TEXTO FORNECIDO:
# # # #

Não é do desemprego, nem é da guerra, nem da fome, nem
da inflação, que venho propor o nosso habitual colóquio do dia ímpar. É de algo aparentemente muito mais
ténue, silencioso, mas estremecedor!
Refiro-me à morte assumidamente optada por essa jovem
de 29 anos, em Portland, Estado do Oregon, USA. Nem custo de vida, nem fome,
nem algemas serão mais impressivas e
dolorosas à sensibilidade humana que este gesto de alcance ilimitado. Que
pensar ou que dizer acerca dele? Para começar, talvez seja útil aproximá-lo de nós, da nossa família,
trazê-lo para dentro de casa. Acontecesse a um dos nossos familiares. Ou a nós
próprios. Qual a reacção, qual a resposta? Um cancro no cérebro… incurável…já
no términus dos seis meses de vida
permitida pelo “monstro” assassino!
Deixemos livremente correr o pensamento, as
incógnitas, os palpites. Primeiro, escutar a ciência, a neurocirurgia, a
psicanálise, o acervo orgânico em causa. Depois, o sujeito passivo, o seu universo
espiritual, depois a morte, o suicídio e o seu contraponto, a vida. Não
embarquemos em dogmatismos de cátedra, mesmo que do Vaticano venham: Será a vida um valor absoluto? Parafraseando J:Cristo acerca do sábado:
estará o Homem ao serviço da vida ou a vida ao serviço do Homem?

# # # #

DADOS APRESENTADOS:
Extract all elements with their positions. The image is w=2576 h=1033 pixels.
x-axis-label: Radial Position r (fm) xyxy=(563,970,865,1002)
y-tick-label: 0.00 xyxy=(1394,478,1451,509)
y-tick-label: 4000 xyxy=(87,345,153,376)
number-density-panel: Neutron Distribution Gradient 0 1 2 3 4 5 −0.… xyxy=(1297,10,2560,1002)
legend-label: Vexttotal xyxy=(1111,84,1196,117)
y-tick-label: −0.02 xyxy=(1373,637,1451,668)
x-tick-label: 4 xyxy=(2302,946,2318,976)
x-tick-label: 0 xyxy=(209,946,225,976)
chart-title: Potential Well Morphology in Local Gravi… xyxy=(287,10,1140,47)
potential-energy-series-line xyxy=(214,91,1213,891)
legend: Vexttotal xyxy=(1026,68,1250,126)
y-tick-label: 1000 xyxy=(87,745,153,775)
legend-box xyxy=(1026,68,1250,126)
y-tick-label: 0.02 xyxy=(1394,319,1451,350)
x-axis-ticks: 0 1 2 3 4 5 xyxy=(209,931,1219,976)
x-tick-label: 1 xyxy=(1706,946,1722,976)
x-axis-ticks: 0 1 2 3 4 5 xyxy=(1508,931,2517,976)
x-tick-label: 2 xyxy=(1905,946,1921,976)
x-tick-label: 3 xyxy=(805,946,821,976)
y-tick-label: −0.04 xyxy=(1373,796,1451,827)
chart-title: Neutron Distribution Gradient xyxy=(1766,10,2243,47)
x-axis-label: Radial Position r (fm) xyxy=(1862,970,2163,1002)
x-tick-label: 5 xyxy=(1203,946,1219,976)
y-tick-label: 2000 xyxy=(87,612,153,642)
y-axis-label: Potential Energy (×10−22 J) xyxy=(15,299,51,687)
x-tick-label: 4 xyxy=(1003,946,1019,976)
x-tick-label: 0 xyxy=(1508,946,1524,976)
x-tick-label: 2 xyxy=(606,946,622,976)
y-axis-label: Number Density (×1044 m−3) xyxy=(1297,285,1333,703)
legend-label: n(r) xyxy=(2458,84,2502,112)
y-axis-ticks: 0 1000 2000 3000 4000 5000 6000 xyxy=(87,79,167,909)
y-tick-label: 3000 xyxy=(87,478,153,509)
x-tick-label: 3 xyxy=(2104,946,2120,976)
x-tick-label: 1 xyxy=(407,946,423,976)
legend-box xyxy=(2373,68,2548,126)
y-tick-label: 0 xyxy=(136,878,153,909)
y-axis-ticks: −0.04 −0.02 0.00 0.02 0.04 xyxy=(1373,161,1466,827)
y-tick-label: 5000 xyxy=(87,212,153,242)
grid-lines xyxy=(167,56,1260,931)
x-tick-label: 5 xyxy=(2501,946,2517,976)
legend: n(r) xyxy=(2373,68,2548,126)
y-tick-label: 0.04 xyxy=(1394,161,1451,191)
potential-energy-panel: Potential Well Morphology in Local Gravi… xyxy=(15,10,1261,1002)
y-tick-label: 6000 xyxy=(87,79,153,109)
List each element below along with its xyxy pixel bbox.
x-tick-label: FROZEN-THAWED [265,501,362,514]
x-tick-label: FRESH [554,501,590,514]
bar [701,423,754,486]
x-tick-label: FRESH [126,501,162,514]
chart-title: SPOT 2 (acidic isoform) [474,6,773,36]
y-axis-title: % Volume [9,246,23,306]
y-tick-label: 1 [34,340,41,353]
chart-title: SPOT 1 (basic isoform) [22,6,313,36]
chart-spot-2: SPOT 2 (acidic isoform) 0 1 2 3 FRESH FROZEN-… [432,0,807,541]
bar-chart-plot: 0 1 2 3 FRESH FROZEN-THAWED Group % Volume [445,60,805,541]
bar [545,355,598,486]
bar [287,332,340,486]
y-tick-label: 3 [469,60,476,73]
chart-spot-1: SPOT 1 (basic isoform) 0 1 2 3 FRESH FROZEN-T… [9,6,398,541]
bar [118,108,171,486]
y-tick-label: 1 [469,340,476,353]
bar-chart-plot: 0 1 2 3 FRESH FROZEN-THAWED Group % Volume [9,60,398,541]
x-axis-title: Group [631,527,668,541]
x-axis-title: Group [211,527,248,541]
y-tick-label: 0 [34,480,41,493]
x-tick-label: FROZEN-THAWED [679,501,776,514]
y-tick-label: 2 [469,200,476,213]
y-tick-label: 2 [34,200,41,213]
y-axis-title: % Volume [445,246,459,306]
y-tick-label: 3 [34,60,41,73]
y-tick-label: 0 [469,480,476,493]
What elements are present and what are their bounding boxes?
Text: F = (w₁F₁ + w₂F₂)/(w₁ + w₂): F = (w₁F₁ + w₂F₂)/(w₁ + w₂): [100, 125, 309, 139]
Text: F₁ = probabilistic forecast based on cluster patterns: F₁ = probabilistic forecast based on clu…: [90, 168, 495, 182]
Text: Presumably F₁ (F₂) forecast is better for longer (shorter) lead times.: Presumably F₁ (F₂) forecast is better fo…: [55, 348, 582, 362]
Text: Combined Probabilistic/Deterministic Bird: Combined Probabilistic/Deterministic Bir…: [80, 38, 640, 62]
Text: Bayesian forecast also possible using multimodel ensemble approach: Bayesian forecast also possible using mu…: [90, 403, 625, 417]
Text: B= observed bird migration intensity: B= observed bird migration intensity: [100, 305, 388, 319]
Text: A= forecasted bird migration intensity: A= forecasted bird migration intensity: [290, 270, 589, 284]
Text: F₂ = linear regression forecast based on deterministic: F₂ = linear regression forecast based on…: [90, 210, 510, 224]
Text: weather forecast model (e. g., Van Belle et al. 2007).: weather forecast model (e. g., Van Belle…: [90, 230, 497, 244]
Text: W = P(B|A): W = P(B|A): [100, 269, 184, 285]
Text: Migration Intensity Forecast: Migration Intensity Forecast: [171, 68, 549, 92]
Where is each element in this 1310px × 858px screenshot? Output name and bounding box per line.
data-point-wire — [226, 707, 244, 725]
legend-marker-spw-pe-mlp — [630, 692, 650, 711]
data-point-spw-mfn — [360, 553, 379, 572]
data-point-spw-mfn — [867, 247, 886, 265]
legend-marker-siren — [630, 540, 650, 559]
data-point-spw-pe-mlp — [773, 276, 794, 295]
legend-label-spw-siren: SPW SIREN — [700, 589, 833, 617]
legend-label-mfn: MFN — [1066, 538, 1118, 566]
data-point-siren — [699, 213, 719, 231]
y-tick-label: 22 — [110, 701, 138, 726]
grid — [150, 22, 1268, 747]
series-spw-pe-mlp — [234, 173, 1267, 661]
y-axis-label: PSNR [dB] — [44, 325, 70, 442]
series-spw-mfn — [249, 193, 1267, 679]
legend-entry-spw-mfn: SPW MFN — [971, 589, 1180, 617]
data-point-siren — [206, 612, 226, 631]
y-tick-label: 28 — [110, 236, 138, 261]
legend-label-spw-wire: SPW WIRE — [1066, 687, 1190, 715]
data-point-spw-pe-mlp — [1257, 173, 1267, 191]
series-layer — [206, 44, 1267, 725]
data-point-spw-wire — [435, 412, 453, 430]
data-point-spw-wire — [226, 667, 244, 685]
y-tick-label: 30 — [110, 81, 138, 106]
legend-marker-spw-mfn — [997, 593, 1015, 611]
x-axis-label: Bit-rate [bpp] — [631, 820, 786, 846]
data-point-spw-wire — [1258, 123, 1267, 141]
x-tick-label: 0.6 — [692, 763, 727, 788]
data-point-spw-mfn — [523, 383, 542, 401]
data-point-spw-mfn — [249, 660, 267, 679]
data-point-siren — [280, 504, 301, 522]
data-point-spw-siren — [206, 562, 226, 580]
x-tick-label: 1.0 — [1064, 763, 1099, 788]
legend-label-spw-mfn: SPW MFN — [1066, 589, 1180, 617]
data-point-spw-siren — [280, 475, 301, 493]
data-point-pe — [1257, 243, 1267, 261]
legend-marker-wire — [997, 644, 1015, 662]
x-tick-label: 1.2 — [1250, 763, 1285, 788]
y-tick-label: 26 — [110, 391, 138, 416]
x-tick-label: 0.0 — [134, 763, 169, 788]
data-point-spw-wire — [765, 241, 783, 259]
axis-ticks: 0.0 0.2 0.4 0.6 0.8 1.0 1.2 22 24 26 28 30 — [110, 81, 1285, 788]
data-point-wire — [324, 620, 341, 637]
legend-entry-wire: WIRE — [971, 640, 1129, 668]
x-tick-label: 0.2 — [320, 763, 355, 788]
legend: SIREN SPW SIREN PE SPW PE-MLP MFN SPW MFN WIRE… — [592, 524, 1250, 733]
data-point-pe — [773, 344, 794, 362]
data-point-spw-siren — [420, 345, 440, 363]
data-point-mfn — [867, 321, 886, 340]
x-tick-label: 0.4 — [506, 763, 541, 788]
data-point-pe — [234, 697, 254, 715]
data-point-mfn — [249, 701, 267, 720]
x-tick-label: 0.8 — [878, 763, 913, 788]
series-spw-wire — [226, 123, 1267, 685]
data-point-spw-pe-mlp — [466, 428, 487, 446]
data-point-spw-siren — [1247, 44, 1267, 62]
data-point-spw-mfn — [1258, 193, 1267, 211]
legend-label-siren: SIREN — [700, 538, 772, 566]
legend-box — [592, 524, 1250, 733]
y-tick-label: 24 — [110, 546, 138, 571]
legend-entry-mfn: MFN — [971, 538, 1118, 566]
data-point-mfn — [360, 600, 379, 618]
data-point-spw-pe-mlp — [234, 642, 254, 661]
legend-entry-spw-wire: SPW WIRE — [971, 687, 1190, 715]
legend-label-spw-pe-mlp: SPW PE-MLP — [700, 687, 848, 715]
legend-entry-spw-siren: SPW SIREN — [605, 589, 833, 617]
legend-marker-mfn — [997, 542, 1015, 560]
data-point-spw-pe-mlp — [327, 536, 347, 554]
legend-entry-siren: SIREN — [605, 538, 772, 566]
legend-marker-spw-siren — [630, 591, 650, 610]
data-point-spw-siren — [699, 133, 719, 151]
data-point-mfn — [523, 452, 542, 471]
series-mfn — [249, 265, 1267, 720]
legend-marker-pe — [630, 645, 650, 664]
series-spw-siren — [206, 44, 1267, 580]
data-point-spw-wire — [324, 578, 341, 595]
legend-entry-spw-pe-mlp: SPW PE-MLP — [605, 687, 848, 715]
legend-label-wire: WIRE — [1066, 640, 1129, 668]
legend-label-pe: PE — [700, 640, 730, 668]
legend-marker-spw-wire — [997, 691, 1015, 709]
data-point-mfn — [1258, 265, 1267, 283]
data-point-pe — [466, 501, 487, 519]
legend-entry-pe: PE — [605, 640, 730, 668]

# # # #

O QUE SE PEDE:
1. Diga se cada afirmação concorda com o texto sobre a morte da jovem de Portland. Responda sim ou não e cite as palavras do texto que o decidem. (a) A jovem tinha 29 anos e estava em Portland. (b) O autor propõe como tema do colóquio a inflação. (c) O autor sugere começar por escutar a ciência.
2. Prossiga o texto sobre a morte da jovem de Portland a partir da última frase apresentada.

RESPOSTAS ÀS TAREFAS:
1.
(a) Sim: "de 29 anos, em Portland, Estado do Oregon, USA".
(b) Não: "Não é do desemprego, nem é da guerra, nem da fome, nem da inflação, que venho propor o nosso habitual colóquio do dia ímpar".
(c) Sim: "Primeiro, escutar a ciência, a neurocirurgia, a psicanálise".

2.
Para o efeito, ajudar-nos-á a monitorização de casos similares no decurso da História:
+ Na Grécia Antiga. o fundador da filosofia,
Sócrates, mestre de Platão e Aristóteles, tomou ele próprio a cicuta letal na
Primavera de 399 a.C.. Porquê? Condenado à morte por irreligiosidade e perversão da juventude
a quem ensinava a superioridade do conhecimento e a universalidade das normas
morais, não permitiu que as sádicas mãos dos poderosos ditadores lhe tocassem:
executou, ele mesmo, a sentença com a dignidade do seu carácter.
+ +
Já antes, na história judaica, uma mãe de sete filhos incitou-os a preferirem
deixar-se morrer antes que obedecer ao tirano pagão que os queria obrigar a
comer carne de porco, o que significaria renegar a religião de Moisés. E todos (a própria mãe, por fim) entregaram a vida,
torturados e queimados. Para defender a dignidade da sua crença. (II Livro dos
Macabeus, cap.7).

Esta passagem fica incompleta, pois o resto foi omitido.